> _Direction_: Lift every line from the entries that includes the word "this".
"""
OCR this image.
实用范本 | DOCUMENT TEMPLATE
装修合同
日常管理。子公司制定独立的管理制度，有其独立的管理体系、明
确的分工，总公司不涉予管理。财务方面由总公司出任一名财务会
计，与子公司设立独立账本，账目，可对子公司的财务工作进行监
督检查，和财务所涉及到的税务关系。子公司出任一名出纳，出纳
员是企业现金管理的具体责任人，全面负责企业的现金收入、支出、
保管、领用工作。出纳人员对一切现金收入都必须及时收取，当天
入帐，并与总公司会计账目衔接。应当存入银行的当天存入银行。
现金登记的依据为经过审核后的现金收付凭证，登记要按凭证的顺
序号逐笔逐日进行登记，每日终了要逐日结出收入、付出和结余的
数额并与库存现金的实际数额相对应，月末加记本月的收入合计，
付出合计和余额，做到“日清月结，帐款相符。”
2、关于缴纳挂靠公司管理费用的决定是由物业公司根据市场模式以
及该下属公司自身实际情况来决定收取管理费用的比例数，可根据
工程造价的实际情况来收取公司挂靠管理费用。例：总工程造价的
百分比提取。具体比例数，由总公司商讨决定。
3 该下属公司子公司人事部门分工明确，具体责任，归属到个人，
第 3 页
"""
"""
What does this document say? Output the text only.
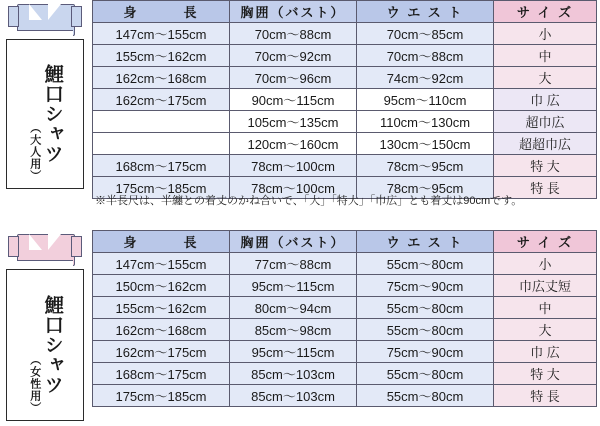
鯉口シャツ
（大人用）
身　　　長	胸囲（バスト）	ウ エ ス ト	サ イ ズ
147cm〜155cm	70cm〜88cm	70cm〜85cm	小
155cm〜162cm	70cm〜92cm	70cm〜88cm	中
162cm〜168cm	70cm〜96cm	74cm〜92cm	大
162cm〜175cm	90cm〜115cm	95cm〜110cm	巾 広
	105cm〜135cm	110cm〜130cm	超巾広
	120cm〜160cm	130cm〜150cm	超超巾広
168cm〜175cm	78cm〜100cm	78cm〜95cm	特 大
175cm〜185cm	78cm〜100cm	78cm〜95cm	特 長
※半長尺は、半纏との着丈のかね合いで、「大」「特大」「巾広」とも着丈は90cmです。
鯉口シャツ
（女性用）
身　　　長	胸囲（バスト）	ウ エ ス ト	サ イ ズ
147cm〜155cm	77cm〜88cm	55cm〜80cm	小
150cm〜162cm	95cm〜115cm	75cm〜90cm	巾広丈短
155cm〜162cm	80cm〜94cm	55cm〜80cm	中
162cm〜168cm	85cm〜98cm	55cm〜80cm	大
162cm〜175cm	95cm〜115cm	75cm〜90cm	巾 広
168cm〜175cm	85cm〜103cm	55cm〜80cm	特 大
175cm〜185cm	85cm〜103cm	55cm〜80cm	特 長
"""
> _Output of the task_:
OCR this image.
What does this document say? Output the text only.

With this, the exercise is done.